Entries taken from a collection:

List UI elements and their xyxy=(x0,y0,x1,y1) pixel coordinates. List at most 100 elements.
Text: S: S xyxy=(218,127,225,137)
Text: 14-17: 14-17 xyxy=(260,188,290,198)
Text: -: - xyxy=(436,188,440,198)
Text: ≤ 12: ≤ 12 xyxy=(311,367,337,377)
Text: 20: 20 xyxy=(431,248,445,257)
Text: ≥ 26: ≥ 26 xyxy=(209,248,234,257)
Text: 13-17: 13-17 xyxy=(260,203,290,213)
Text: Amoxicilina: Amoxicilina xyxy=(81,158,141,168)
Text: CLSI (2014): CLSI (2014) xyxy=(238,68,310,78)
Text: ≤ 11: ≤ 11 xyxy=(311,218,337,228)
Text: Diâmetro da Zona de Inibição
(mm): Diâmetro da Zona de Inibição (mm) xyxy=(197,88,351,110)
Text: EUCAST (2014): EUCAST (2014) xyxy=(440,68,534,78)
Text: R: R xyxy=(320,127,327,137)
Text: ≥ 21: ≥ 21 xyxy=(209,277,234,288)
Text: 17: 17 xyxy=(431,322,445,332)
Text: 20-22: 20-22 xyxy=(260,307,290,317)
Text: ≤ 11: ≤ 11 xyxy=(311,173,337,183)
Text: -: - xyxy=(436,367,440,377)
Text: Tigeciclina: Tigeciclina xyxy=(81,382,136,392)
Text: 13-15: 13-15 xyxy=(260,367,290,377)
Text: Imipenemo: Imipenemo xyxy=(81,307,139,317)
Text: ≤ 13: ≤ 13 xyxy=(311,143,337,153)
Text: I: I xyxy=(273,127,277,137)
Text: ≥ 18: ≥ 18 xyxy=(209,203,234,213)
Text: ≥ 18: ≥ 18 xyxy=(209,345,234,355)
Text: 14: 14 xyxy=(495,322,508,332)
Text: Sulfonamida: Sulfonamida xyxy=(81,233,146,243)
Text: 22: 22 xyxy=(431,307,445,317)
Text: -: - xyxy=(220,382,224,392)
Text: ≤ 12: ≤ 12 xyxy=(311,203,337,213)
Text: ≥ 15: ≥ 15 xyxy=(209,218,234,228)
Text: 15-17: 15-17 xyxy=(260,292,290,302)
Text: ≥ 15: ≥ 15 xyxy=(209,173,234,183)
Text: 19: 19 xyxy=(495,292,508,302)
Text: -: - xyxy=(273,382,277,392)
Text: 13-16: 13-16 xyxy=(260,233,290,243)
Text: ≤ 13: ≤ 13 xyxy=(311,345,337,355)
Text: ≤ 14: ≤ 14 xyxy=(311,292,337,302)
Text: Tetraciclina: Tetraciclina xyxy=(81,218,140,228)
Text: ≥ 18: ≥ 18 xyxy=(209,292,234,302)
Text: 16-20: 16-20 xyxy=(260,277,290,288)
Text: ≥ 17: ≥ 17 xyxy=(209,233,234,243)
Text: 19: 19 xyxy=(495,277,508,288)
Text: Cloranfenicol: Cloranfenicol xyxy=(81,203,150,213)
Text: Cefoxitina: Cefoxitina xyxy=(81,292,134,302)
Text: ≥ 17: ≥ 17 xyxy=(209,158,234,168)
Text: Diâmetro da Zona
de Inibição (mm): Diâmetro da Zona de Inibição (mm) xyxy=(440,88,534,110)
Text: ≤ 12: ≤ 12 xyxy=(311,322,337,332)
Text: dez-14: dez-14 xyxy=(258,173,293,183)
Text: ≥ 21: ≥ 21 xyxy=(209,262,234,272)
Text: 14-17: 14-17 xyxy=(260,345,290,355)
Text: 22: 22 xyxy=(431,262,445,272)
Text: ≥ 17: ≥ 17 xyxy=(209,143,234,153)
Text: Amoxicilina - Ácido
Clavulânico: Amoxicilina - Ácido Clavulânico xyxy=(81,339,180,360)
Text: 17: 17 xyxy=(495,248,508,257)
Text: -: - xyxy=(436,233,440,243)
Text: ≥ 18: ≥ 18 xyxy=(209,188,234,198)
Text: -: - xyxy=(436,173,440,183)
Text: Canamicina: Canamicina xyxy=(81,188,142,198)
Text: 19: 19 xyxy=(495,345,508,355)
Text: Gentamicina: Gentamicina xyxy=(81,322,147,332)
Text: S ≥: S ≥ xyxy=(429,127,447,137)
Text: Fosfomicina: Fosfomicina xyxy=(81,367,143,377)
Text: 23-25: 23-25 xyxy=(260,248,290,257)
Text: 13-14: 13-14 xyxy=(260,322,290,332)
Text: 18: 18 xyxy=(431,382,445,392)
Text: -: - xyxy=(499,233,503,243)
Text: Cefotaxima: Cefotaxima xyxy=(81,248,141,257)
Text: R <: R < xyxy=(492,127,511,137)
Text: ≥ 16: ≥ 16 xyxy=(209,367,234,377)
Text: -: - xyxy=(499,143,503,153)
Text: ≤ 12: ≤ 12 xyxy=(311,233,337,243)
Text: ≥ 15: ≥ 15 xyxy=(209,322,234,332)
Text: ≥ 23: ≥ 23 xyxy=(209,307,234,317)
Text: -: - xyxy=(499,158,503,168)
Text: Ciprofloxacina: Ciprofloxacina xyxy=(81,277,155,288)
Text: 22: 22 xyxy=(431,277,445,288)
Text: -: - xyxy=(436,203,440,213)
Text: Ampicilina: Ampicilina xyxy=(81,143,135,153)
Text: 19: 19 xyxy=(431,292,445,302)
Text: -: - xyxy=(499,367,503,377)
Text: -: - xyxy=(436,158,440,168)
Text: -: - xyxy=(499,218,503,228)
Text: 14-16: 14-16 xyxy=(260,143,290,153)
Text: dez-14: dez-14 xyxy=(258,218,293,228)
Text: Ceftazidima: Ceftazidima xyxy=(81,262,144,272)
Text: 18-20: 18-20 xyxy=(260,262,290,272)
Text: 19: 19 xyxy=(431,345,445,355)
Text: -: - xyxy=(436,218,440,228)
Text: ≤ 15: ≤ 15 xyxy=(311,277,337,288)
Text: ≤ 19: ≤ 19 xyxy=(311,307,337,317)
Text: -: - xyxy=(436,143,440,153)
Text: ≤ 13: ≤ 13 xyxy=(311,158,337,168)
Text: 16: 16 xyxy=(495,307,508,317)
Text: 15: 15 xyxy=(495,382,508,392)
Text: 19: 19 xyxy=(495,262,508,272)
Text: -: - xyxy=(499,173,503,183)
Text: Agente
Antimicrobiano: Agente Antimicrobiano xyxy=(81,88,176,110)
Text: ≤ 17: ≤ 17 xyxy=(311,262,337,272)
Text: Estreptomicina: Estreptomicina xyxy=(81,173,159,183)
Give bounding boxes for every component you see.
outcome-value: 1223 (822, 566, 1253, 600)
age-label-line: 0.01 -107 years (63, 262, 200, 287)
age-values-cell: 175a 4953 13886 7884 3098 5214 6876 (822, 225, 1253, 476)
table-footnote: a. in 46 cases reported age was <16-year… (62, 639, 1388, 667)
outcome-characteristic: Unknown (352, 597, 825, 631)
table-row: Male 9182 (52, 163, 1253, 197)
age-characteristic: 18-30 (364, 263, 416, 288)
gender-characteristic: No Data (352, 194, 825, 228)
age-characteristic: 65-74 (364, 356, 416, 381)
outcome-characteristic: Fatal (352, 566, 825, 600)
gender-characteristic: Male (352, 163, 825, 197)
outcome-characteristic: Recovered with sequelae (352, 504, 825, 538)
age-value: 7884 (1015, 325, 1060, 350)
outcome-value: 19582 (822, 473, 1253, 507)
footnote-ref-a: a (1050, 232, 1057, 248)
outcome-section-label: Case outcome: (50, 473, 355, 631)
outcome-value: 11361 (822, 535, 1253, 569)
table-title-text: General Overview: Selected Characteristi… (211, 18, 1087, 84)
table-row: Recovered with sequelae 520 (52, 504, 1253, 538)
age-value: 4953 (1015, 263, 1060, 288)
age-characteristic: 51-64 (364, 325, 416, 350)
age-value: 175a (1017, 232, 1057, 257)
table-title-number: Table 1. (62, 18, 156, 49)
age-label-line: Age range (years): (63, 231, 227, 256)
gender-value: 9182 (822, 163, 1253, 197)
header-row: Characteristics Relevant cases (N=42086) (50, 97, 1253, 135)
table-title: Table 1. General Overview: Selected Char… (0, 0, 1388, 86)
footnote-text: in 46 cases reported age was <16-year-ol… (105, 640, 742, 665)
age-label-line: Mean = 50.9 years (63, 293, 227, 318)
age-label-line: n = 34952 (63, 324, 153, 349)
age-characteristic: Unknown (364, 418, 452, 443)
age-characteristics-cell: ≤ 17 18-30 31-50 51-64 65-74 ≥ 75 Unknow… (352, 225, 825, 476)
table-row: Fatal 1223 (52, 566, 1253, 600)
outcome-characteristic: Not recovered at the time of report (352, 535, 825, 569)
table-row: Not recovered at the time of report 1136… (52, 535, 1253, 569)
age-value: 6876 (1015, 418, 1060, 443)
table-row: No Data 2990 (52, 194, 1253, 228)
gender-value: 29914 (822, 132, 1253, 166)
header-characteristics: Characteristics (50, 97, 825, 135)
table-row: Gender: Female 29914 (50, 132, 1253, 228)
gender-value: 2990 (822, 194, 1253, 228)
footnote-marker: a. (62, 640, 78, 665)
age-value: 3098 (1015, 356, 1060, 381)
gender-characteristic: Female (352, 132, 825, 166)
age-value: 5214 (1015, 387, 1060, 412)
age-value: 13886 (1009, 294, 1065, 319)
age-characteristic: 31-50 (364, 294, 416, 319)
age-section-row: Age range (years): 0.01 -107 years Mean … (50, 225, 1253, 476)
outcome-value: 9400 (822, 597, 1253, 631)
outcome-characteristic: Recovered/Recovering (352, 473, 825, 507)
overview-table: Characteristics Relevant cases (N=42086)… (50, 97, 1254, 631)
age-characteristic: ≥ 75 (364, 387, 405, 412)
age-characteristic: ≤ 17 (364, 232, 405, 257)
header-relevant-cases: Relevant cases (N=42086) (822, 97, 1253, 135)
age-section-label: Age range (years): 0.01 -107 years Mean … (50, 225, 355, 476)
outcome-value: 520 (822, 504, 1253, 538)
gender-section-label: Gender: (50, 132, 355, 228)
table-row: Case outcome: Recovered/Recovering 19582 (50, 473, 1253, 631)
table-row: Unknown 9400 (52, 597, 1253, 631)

**Written problem**: Return the lines from the start of the items up to and including the line with "Text: -: - xyxy=(436,367,440,377)", reproduced with no changes.

**Finished exercise**:
List UI elements and their xyxy=(x0,y0,x1,y1) pixel coordinates. List at most 100 elements.
Text: S: S xyxy=(218,127,225,137)
Text: 14-17: 14-17 xyxy=(260,188,290,198)
Text: -: - xyxy=(436,188,440,198)
Text: ≤ 12: ≤ 12 xyxy=(311,367,337,377)
Text: 20: 20 xyxy=(431,248,445,257)
Text: ≥ 26: ≥ 26 xyxy=(209,248,234,257)
Text: 13-17: 13-17 xyxy=(260,203,290,213)
Text: Amoxicilina: Amoxicilina xyxy=(81,158,141,168)
Text: CLSI (2014): CLSI (2014) xyxy=(238,68,310,78)
Text: ≤ 11: ≤ 11 xyxy=(311,218,337,228)
Text: Diâmetro da Zona de Inibição
(mm): Diâmetro da Zona de Inibição (mm) xyxy=(197,88,351,110)
Text: EUCAST (2014): EUCAST (2014) xyxy=(440,68,534,78)
Text: R: R xyxy=(320,127,327,137)
Text: ≥ 21: ≥ 21 xyxy=(209,277,234,288)
Text: 17: 17 xyxy=(431,322,445,332)
Text: 20-22: 20-22 xyxy=(260,307,290,317)
Text: ≤ 11: ≤ 11 xyxy=(311,173,337,183)
Text: -: - xyxy=(436,367,440,377)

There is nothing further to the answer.